++++ Texte à lire ++++

7437. — À M. D’ALEMBERT.
31 décembre.

Mon cher philosophe, le démon de la discorde et de la calomnie souffle terriblement sur la littérature. Voyez ce qu’on a imprimé dans plusieurs journaux du mois de novembre : il est nécessaire que vous en soyez instruit ; je ne crois pas que ces journaux soient fort connus à Paris, mais ils le sont dans l’Europe.

Croiriez-vous que M. le duc et Mme la duchesse de Choiseul ont daigné m’écrire pour disculper La Bletterie ? Mais comment se justifiera-t-il, non-seulement d’avoir traduit Tacite en style pincé, mais de n’avoir fait des notes que pour insulter tous les gens de lettres ? Je ne parle pas de Linguet, qui s’est défendu un peu trop longuement ; mais pourquoi désigner Marmontel dans le temps de la persécution qu’il essuyait ? N’a-t-il pas désigné de la manière la plus outrageante le président Hénault, par ces paroles que vous trouverez page 235 du second tome ? « Fixer l’époque des plus petits faits avec la plus grande exactitude, c’est le sublime de nos prétendus historiens modernes. Cela leur tient lieu de génie et des talents historiques. »

++++ Enregistrements fournis ++++

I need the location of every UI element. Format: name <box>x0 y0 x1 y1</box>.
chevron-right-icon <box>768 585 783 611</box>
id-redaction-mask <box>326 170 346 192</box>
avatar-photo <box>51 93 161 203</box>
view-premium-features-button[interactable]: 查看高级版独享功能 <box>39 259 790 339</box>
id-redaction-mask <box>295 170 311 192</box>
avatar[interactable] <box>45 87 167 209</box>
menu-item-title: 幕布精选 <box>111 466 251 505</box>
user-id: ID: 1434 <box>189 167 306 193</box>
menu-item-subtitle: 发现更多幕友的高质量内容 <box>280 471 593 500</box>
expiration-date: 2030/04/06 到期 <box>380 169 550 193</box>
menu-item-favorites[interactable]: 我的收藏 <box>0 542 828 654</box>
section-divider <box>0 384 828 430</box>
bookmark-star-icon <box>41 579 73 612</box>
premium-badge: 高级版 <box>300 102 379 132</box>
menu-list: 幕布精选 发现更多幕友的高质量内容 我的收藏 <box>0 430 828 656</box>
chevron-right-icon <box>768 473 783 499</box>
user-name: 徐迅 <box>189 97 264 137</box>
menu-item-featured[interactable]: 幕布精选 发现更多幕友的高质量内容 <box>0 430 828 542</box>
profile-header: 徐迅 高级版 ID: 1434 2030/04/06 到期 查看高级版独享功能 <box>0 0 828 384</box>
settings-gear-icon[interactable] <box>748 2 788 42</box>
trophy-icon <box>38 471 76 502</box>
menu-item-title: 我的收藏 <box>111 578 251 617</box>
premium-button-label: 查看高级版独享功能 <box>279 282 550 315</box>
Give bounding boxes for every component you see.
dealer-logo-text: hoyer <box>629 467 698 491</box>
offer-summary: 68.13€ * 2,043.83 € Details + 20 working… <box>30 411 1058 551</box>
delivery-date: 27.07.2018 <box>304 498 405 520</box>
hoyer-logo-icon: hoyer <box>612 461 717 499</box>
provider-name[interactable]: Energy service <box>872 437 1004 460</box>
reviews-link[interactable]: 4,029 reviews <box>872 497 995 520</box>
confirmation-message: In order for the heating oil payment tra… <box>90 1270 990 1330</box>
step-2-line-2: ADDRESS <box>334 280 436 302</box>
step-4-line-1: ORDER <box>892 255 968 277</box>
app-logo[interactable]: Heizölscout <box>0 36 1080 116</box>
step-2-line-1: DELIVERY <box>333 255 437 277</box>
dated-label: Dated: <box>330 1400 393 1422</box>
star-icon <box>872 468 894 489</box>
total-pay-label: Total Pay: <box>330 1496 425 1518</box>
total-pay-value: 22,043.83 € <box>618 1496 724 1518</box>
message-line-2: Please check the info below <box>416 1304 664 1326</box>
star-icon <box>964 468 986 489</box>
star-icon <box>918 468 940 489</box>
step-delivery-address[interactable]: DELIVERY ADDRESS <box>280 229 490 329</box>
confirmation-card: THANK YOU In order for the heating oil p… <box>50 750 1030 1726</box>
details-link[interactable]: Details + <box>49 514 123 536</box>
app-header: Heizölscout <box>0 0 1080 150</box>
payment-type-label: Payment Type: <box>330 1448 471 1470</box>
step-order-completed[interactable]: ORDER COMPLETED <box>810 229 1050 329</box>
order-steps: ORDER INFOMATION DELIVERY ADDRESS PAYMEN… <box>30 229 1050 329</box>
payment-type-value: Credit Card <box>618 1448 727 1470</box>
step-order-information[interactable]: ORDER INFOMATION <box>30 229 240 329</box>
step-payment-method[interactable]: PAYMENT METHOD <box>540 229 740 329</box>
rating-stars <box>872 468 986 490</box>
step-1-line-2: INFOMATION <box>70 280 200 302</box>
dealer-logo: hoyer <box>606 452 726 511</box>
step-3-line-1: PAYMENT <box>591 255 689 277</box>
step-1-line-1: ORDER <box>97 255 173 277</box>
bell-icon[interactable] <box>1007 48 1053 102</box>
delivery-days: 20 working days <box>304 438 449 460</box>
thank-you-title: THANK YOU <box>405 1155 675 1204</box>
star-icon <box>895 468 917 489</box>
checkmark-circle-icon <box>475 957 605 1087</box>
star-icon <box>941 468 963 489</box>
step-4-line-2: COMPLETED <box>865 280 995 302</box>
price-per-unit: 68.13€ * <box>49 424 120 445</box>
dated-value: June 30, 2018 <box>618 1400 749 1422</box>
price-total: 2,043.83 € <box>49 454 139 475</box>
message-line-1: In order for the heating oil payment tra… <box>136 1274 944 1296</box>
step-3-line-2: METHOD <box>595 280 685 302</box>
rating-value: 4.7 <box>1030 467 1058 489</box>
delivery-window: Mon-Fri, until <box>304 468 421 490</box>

++++

== Consigne ==
Recopiez sans modification, dans la lettre à d’Alembert, le passage qui s’ouvre sur les mots contenant « 31 décembre. » et se termine par « sont dans l’Europe. ».

== Corrigé ==
31 décembre.

Mon cher philosophe, le démon de la discorde et de la calomnie souffle terriblement sur la littérature. Voyez ce qu’on a imprimé dans plusieurs journaux du mois de novembre : il est nécessaire que vous en soyez instruit ; je ne crois pas que ces journaux soient fort connus à Paris, mais ils le sont dans l’Europe.